Data entries
>>>>>

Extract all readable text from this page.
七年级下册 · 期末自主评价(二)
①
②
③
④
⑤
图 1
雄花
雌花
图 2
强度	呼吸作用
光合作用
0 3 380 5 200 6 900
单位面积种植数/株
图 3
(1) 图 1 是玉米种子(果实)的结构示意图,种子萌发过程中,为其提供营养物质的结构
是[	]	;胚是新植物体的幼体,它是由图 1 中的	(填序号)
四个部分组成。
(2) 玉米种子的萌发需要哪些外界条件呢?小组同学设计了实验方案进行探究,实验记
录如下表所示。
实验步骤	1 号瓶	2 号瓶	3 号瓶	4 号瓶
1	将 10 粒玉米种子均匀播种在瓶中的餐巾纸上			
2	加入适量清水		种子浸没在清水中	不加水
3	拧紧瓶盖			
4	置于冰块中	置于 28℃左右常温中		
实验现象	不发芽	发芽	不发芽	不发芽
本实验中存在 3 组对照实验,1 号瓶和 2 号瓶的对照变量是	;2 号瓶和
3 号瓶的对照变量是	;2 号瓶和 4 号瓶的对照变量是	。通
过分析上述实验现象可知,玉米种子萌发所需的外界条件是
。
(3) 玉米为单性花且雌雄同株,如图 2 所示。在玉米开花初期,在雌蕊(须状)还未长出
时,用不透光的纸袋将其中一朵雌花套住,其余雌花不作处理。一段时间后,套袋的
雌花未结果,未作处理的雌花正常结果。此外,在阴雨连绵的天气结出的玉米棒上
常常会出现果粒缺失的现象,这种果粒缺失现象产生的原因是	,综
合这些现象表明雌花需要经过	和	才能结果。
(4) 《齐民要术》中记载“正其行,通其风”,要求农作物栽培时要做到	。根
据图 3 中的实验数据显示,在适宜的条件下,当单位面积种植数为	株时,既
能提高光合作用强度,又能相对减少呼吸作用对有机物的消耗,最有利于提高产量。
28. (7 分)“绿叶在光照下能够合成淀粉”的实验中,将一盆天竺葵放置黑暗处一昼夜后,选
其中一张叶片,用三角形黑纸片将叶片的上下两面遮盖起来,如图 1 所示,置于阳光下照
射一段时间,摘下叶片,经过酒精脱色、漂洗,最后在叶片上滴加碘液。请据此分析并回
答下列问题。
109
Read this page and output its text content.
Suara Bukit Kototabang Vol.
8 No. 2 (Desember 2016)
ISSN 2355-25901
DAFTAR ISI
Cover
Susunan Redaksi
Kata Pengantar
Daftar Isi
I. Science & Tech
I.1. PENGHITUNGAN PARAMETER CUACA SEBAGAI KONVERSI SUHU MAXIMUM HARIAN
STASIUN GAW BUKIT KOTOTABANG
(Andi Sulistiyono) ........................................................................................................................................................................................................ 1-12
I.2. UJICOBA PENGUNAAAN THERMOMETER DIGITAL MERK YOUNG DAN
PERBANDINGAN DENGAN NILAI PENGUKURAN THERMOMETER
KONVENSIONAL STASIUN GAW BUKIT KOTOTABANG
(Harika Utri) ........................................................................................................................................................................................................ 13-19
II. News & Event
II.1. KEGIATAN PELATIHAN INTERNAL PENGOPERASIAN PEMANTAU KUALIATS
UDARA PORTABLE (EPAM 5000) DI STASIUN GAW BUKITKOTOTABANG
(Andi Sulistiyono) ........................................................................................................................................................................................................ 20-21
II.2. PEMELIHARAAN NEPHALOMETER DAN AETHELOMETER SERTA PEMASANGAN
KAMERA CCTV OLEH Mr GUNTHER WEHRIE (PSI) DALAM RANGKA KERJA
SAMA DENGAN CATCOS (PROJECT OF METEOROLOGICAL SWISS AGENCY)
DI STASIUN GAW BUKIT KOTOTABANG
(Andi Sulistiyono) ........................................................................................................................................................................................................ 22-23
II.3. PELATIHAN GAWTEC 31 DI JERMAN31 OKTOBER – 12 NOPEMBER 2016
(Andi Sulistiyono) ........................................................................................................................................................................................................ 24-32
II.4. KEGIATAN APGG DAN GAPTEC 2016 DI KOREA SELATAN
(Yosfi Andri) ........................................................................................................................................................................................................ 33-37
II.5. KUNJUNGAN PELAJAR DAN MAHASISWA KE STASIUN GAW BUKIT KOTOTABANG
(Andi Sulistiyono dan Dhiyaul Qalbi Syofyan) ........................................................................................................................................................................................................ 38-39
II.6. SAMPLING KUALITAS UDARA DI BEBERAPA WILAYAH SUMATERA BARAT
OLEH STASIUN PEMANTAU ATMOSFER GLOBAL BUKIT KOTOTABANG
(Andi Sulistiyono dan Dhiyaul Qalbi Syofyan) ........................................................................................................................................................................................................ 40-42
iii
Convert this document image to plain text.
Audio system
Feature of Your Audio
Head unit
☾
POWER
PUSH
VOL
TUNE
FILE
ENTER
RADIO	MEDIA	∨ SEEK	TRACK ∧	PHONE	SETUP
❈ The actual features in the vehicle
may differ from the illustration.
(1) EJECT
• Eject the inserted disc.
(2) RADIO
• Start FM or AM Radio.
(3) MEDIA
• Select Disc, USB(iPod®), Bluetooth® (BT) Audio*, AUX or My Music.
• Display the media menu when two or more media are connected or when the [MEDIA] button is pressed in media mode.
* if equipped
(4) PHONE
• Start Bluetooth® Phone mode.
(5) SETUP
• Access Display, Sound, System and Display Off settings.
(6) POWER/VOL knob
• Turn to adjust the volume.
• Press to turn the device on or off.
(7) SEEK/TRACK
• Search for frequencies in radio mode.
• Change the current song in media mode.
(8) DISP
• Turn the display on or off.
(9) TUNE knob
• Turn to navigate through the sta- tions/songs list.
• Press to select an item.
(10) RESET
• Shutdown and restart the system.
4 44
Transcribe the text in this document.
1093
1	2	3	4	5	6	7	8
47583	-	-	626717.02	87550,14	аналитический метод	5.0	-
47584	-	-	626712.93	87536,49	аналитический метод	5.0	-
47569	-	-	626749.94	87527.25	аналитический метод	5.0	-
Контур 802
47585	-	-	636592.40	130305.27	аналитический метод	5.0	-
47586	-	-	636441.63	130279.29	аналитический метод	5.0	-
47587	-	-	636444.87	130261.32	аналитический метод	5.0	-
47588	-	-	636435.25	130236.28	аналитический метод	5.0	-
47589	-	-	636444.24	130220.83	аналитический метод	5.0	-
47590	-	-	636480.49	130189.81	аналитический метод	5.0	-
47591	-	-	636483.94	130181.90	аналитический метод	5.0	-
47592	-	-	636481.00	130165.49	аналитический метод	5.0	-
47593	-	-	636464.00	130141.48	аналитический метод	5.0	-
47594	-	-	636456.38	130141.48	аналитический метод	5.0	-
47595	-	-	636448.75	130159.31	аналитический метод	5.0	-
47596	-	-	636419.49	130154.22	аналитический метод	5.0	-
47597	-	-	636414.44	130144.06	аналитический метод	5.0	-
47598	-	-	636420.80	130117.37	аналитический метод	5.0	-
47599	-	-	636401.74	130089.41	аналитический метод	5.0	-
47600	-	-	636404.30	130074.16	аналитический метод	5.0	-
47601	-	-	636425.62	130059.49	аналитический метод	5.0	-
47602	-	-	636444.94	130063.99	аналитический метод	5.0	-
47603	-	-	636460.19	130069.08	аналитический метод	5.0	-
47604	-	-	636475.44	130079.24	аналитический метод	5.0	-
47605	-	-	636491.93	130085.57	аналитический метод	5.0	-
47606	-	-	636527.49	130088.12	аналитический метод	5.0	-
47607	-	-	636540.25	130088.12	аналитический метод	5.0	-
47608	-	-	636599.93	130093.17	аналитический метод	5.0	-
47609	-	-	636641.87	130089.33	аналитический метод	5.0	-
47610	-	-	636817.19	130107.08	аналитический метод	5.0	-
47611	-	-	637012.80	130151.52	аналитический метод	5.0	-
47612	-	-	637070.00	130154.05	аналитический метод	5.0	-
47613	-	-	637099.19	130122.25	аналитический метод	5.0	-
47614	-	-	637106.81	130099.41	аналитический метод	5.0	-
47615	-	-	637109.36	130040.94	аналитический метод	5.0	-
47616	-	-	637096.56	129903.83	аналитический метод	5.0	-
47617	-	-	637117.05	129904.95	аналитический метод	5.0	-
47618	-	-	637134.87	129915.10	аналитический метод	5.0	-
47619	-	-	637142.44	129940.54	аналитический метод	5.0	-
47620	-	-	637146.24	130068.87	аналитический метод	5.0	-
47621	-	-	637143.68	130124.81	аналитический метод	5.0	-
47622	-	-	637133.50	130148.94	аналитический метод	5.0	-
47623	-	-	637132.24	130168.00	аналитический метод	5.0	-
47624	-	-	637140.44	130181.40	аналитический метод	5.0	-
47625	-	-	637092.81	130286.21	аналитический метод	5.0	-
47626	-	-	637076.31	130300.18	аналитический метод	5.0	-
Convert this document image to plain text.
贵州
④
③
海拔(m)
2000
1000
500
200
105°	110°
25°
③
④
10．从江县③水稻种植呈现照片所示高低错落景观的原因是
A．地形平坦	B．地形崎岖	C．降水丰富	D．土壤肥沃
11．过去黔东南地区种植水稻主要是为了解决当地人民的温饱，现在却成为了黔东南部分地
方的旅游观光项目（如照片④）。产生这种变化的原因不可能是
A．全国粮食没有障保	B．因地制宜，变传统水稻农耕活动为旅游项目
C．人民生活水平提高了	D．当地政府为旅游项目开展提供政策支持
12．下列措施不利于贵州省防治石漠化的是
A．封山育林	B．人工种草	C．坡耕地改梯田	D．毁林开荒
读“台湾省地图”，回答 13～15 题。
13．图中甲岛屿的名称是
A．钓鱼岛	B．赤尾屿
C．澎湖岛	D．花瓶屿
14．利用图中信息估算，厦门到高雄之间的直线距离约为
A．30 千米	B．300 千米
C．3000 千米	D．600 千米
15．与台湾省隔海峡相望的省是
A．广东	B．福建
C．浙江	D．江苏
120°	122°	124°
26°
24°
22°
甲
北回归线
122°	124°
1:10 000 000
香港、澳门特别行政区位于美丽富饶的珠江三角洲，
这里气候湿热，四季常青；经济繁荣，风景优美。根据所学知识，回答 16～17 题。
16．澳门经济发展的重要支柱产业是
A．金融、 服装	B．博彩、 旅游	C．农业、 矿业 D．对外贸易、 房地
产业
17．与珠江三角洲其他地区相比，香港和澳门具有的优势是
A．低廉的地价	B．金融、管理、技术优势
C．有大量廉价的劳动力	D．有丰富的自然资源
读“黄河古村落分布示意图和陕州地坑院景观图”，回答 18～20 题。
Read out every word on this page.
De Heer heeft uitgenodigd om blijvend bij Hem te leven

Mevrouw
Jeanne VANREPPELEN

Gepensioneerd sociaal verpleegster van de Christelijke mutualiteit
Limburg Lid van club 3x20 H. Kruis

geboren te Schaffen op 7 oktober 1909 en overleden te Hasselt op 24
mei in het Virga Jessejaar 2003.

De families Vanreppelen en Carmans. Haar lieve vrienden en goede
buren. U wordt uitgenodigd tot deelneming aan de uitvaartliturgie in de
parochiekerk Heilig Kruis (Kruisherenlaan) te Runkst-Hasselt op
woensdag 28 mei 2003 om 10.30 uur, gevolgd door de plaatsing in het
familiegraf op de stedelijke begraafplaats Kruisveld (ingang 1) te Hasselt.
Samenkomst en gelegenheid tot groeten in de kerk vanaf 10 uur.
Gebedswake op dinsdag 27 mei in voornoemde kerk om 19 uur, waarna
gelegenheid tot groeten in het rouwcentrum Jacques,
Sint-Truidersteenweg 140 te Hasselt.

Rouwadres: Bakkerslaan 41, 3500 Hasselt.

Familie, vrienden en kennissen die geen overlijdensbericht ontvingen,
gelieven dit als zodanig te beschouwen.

<<<<<

Search the listing for the string "Qalbi". Copy each line where it turns up.

### Output for this exercise
(Andi Sulistiyono dan Dhiyaul Qalbi Syofyan) ........................................................................................................................................................................................................ 38-39
(Andi Sulistiyono dan Dhiyaul Qalbi Syofyan) ........................................................................................................................................................................................................ 40-42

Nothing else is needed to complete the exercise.